╭─ GIVEN DATA
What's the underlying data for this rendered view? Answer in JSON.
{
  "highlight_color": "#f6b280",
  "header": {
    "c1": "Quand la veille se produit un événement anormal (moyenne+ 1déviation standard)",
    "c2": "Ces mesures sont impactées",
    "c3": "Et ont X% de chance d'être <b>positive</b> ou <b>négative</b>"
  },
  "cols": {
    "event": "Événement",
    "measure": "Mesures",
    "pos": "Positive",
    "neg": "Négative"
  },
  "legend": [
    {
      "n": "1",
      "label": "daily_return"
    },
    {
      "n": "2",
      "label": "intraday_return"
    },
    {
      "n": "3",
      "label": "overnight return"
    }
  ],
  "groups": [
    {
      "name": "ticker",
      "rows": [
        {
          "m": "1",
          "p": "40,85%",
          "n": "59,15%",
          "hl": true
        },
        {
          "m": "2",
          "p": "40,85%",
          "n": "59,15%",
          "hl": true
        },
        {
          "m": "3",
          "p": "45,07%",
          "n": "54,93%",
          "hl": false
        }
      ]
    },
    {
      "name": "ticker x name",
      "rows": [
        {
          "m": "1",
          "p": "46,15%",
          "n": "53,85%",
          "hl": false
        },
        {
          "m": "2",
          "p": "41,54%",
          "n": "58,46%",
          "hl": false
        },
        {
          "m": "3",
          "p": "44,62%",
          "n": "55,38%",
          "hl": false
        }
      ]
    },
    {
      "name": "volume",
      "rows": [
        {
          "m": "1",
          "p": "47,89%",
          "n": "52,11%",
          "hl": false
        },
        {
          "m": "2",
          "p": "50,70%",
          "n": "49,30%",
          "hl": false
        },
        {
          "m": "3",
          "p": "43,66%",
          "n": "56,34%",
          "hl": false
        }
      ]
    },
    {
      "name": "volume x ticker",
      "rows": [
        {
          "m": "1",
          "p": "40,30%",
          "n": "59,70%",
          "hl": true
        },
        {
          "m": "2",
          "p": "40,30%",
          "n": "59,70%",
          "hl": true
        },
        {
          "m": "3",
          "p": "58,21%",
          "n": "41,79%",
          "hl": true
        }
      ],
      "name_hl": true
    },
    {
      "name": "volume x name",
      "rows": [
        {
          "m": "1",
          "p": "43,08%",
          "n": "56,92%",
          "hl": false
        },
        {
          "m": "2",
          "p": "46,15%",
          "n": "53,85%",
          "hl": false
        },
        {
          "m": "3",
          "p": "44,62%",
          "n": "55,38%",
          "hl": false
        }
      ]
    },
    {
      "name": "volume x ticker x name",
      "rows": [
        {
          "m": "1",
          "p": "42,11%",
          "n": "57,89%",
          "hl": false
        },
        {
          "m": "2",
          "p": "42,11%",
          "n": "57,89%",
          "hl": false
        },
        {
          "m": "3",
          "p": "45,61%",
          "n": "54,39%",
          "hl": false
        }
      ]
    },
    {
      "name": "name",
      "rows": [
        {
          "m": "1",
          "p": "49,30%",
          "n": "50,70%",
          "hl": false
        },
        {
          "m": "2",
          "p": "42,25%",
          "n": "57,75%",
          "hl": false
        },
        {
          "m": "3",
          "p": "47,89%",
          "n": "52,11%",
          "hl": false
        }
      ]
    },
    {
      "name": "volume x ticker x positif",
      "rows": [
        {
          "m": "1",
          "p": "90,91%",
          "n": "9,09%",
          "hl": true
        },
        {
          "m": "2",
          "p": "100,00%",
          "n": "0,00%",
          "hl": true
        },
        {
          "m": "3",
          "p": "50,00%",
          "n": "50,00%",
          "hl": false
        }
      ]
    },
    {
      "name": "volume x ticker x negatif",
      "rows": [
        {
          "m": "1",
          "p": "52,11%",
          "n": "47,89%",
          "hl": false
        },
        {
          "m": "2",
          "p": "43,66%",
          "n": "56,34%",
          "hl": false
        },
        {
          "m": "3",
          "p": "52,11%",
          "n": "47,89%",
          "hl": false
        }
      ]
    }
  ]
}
╰─
YOUR TASK
Copy out every line of the listing that includes the string "label".

SOLVED PROBLEM
      "label": "daily_return"
      "label": "intraday_return"
      "label": "overnight return"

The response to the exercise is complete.